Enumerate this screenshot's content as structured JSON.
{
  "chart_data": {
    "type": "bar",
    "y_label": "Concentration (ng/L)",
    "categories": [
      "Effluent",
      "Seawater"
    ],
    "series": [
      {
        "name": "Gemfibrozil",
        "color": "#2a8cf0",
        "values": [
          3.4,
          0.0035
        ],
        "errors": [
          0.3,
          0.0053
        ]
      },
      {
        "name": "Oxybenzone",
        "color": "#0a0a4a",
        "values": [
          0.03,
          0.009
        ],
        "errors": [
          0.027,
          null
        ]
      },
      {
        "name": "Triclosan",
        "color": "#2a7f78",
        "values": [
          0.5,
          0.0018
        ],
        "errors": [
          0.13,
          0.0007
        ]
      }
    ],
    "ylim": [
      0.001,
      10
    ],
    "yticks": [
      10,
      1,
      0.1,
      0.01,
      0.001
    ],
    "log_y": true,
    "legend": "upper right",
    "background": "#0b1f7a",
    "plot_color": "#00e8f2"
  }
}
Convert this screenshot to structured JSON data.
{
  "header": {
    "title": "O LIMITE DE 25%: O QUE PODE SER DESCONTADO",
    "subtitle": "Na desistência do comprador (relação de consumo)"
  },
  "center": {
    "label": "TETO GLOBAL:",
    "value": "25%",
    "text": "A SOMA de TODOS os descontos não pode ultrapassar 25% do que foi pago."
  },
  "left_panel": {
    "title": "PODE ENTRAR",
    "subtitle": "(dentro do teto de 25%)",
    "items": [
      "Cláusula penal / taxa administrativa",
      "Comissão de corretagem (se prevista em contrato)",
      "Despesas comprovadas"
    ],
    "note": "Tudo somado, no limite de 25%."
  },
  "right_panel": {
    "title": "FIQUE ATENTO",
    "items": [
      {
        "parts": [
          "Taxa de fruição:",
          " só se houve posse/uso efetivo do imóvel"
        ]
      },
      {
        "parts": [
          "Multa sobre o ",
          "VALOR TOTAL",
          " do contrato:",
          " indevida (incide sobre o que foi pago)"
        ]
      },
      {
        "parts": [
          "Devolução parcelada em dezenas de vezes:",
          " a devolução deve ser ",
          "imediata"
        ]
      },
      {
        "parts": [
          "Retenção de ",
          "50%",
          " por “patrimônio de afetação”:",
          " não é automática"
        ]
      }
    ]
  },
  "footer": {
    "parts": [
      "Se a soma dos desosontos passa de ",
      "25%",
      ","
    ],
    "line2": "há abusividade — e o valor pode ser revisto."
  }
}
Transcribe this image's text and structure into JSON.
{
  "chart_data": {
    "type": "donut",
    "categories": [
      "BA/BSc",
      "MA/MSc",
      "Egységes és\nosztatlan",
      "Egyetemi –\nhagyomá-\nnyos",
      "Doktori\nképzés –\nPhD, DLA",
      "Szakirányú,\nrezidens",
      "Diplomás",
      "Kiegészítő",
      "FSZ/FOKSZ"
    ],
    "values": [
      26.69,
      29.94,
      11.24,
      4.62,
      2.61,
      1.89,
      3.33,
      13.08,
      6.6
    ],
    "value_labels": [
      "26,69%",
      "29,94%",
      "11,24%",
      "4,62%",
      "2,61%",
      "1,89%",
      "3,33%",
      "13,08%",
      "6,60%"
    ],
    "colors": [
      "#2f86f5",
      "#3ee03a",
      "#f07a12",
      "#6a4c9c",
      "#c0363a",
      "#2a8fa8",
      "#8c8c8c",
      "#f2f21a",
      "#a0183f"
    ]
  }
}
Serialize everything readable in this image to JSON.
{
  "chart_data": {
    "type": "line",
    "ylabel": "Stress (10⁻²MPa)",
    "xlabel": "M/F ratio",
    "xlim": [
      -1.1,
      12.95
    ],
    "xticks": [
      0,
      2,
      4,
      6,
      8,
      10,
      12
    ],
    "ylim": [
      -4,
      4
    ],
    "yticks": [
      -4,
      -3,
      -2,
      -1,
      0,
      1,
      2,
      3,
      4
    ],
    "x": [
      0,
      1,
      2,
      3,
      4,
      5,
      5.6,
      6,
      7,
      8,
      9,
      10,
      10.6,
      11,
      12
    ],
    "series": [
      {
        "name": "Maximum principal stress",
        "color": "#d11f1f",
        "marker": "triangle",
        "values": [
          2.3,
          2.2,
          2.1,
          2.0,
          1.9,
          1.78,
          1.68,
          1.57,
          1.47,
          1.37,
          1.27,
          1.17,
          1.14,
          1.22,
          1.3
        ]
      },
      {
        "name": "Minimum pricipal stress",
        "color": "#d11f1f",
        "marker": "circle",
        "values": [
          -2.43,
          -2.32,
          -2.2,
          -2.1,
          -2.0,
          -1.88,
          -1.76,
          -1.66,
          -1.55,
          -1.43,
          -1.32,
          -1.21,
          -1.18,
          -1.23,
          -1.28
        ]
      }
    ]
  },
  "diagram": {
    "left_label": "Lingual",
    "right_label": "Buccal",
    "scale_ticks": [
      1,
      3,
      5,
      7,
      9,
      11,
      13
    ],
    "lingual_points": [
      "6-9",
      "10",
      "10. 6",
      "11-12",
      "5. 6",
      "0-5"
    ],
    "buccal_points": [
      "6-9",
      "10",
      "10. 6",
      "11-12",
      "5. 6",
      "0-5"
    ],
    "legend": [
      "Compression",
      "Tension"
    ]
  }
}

• **Problem requirements**
Retype the material in full, character for character.

• **Answer to the problem**
Enumerate this screenshot's content as structured JSON.
{
  "chart_data": {
    "type": "bar",
    "y_label": "Concentration (ng/L)",
    "categories": [
      "Effluent",
      "Seawater"
    ],
    "series": [
      {
        "name": "Gemfibrozil",
        "color": "#2a8cf0",
        "values": [
          3.4,
          0.0035
        ],
        "errors": [
          0.3,
          0.0053
        ]
      },
      {
        "name": "Oxybenzone",
        "color": "#0a0a4a",
        "values": [
          0.03,
          0.009
        ],
        "errors": [
          0.027,
          null
        ]
      },
      {
        "name": "Triclosan",
        "color": "#2a7f78",
        "values": [
          0.5,
          0.0018
        ],
        "errors": [
          0.13,
          0.0007
        ]
      }
    ],
    "ylim": [
      0.001,
      10
    ],
    "yticks": [
      10,
      1,
      0.1,
      0.01,
      0.001
    ],
    "log_y": true,
    "legend": "upper right",
    "background": "#0b1f7a",
    "plot_color": "#00e8f2"
  }
}
Convert this screenshot to structured JSON data.
{
  "header": {
    "title": "O LIMITE DE 25%: O QUE PODE SER DESCONTADO",
    "subtitle": "Na desistência do comprador (relação de consumo)"
  },
  "center": {
    "label": "TETO GLOBAL:",
    "value": "25%",
    "text": "A SOMA de TODOS os descontos não pode ultrapassar 25% do que foi pago."
  },
  "left_panel": {
    "title": "PODE ENTRAR",
    "subtitle": "(dentro do teto de 25%)",
    "items": [
      "Cláusula penal / taxa administrativa",
      "Comissão de corretagem (se prevista em contrato)",
      "Despesas comprovadas"
    ],
    "note": "Tudo somado, no limite de 25%."
  },
  "right_panel": {
    "title": "FIQUE ATENTO",
    "items": [
      {
        "parts": [
          "Taxa de fruição:",
          " só se houve posse/uso efetivo do imóvel"
        ]
      },
      {
        "parts": [
          "Multa sobre o ",
          "VALOR TOTAL",
          " do contrato:",
          " indevida (incide sobre o que foi pago)"
        ]
      },
      {
        "parts": [
          "Devolução parcelada em dezenas de vezes:",
          " a devolução deve ser ",
          "imediata"
        ]
      },
      {
        "parts": [
          "Retenção de ",
          "50%",
          " por “patrimônio de afetação”:",
          " não é automática"
        ]
      }
    ]
  },
  "footer": {
    "parts": [
      "Se a soma dos desosontos passa de ",
      "25%",
      ","
    ],
    "line2": "há abusividade — e o valor pode ser revisto."
  }
}
Transcribe this image's text and structure into JSON.
{
  "chart_data": {
    "type": "donut",
    "categories": [
      "BA/BSc",
      "MA/MSc",
      "Egységes és\nosztatlan",
      "Egyetemi –\nhagyomá-\nnyos",
      "Doktori\nképzés –\nPhD, DLA",
      "Szakirányú,\nrezidens",
      "Diplomás",
      "Kiegészítő",
      "FSZ/FOKSZ"
    ],
    "values": [
      26.69,
      29.94,
      11.24,
      4.62,
      2.61,
      1.89,
      3.33,
      13.08,
      6.6
    ],
    "value_labels": [
      "26,69%",
      "29,94%",
      "11,24%",
      "4,62%",
      "2,61%",
      "1,89%",
      "3,33%",
      "13,08%",
      "6,60%"
    ],
    "colors": [
      "#2f86f5",
      "#3ee03a",
      "#f07a12",
      "#6a4c9c",
      "#c0363a",
      "#2a8fa8",
      "#8c8c8c",
      "#f2f21a",
      "#a0183f"
    ]
  }
}
Serialize everything readable in this image to JSON.
{
  "chart_data": {
    "type": "line",
    "ylabel": "Stress (10⁻²MPa)",
    "xlabel": "M/F ratio",
    "xlim": [
      -1.1,
      12.95
    ],
    "xticks": [
      0,
      2,
      4,
      6,
      8,
      10,
      12
    ],
    "ylim": [
      -4,
      4
    ],
    "yticks": [
      -4,
      -3,
      -2,
      -1,
      0,
      1,
      2,
      3,
      4
    ],
    "x": [
      0,
      1,
      2,
      3,
      4,
      5,
      5.6,
      6,
      7,
      8,
      9,
      10,
      10.6,
      11,
      12
    ],
    "series": [
      {
        "name": "Maximum principal stress",
        "color": "#d11f1f",
        "marker": "triangle",
        "values": [
          2.3,
          2.2,
          2.1,
          2.0,
          1.9,
          1.78,
          1.68,
          1.57,
          1.47,
          1.37,
          1.27,
          1.17,
          1.14,
          1.22,
          1.3
        ]
      },
      {
        "name": "Minimum pricipal stress",
        "color": "#d11f1f",
        "marker": "circle",
        "values": [
          -2.43,
          -2.32,
          -2.2,
          -2.1,
          -2.0,
          -1.88,
          -1.76,
          -1.66,
          -1.55,
          -1.43,
          -1.32,
          -1.21,
          -1.18,
          -1.23,
          -1.28
        ]
      }
    ]
  },
  "diagram": {
    "left_label": "Lingual",
    "right_label": "Buccal",
    "scale_ticks": [
      1,
      3,
      5,
      7,
      9,
      11,
      13
    ],
    "lingual_points": [
      "6-9",
      "10",
      "10. 6",
      "11-12",
      "5. 6",
      "0-5"
    ],
    "buccal_points": [
      "6-9",
      "10",
      "10. 6",
      "11-12",
      "5. 6",
      "0-5"
    ],
    "legend": [
      "Compression",
      "Tension"
    ]
  }
}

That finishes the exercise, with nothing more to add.